━━━━━ DATASET RECORDS ━━━━━

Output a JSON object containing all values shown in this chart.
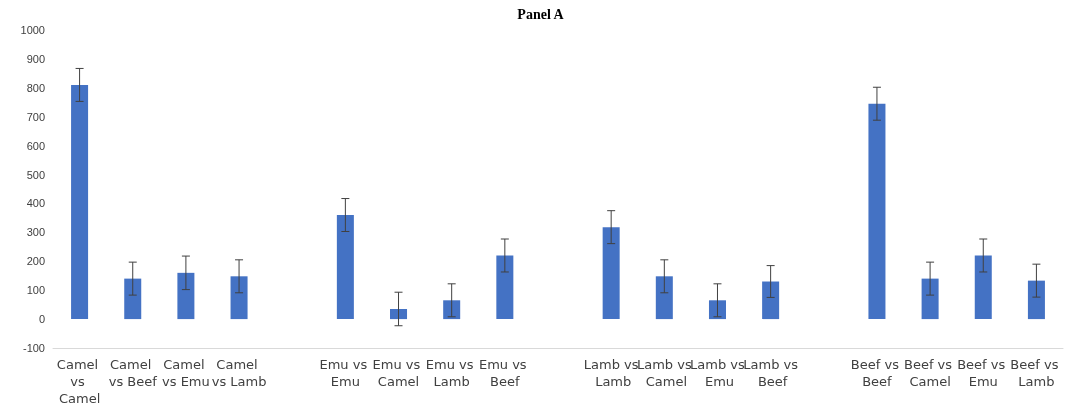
{
  "chart_data": {
    "type": "bar",
    "title": "Panel A",
    "categories": [
      "Camel vs Camel",
      "Camel vs Beef",
      "Camel vs Emu",
      "Camel vs Lamb",
      null,
      "Emu vs Emu",
      "Emu vs Camel",
      "Emu vs Lamb",
      "Emu vs Beef",
      null,
      "Lamb vs Lamb",
      "Lamb vs Camel",
      "Lamb vs Emu",
      "Lamb vs Beef",
      null,
      "Beef vs Beef",
      "Beef vs Camel",
      "Beef vs Emu",
      "Beef vs Lamb"
    ],
    "values": [
      810,
      140,
      160,
      148,
      null,
      360,
      35,
      65,
      220,
      null,
      318,
      148,
      65,
      130,
      null,
      745,
      140,
      220,
      133
    ],
    "errors": [
      57,
      57,
      58,
      57,
      null,
      57,
      58,
      57,
      57,
      null,
      57,
      57,
      57,
      55,
      null,
      57,
      57,
      57,
      57
    ],
    "color": "#4472c4",
    "ylim": [
      -100,
      1000
    ],
    "yticks": [
      -100,
      0,
      100,
      200,
      300,
      400,
      500,
      600,
      700,
      800,
      900,
      1000
    ],
    "grid": false
  }
}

━━━━━

» YOUR GOAL:
Go through the entries above and copy every line containing "Lamb".

» SOLUTION FOR THIS PROBLEM:
      "Camel vs Lamb",
      "Emu vs Lamb",
      "Lamb vs Lamb",
      "Lamb vs Camel",
      "Lamb vs Emu",
      "Lamb vs Beef",
      "Beef vs Lamb"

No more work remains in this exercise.